# What you will do:
Identify, in the records below, every line where the string "Alive" appears, and copy each such line.

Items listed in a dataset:
────────────────────

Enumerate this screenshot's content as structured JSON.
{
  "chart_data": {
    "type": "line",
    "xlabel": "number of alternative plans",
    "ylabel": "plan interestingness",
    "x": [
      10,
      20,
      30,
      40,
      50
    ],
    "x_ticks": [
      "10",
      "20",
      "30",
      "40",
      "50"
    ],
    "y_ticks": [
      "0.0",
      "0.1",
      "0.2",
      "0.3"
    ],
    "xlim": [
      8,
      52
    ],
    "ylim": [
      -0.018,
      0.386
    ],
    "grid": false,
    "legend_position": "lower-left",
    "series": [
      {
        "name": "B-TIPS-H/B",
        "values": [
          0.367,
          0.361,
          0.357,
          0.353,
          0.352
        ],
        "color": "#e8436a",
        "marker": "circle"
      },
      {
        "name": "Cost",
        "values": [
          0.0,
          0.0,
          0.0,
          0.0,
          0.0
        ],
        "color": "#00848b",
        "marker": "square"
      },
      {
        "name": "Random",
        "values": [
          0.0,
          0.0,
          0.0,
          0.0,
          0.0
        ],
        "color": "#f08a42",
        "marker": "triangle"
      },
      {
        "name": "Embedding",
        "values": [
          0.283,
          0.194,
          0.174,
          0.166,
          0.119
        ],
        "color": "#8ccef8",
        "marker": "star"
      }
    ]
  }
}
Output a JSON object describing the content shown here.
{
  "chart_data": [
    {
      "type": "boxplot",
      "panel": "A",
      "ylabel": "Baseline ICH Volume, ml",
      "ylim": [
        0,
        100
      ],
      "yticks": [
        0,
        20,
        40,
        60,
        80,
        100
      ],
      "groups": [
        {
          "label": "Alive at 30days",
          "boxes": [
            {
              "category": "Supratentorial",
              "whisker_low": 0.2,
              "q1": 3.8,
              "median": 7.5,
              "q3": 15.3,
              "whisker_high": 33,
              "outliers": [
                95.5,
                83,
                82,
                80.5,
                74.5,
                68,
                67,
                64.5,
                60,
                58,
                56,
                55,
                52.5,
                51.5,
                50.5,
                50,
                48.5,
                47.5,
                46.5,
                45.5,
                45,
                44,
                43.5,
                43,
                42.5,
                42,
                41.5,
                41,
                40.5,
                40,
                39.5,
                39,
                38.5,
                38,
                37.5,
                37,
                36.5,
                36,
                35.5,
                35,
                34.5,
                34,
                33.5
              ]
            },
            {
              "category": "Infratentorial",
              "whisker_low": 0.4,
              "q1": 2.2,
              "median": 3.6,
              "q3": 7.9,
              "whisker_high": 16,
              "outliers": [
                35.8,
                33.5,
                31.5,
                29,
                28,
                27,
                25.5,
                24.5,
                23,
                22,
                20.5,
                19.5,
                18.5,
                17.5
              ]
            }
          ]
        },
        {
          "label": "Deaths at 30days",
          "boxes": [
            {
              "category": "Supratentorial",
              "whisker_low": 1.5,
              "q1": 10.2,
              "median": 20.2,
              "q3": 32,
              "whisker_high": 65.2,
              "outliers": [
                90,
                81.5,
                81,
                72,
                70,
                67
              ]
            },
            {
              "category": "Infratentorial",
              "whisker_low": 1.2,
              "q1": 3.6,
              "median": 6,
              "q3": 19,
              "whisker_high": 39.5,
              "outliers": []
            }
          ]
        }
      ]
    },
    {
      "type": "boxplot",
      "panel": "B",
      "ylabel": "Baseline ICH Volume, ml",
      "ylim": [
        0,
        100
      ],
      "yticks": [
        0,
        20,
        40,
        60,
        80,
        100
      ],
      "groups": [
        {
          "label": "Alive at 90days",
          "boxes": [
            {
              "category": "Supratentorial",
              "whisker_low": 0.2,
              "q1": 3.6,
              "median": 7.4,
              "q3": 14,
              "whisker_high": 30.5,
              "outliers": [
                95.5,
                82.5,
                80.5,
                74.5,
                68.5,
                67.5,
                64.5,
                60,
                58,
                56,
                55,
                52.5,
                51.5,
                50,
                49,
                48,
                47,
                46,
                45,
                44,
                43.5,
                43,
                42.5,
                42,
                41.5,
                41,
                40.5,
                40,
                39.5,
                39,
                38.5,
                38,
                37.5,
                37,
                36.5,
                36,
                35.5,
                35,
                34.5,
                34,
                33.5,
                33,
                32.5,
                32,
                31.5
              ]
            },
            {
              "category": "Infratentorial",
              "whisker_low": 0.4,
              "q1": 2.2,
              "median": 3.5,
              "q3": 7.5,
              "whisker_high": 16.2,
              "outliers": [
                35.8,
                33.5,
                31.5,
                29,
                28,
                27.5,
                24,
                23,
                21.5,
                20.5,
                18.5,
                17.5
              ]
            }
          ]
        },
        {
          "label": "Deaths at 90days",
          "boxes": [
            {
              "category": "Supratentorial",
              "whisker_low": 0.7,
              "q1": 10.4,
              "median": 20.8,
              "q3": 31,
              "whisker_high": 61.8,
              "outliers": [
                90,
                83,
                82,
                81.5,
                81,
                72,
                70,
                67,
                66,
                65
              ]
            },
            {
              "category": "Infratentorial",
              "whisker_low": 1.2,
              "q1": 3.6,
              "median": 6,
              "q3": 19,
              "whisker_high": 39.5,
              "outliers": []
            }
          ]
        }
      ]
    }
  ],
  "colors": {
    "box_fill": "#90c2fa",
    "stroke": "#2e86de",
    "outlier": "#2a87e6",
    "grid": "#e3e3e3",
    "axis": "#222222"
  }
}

────────────────────

# Worked answer:
          "label": "Alive at 30days",
          "label": "Alive at 90days",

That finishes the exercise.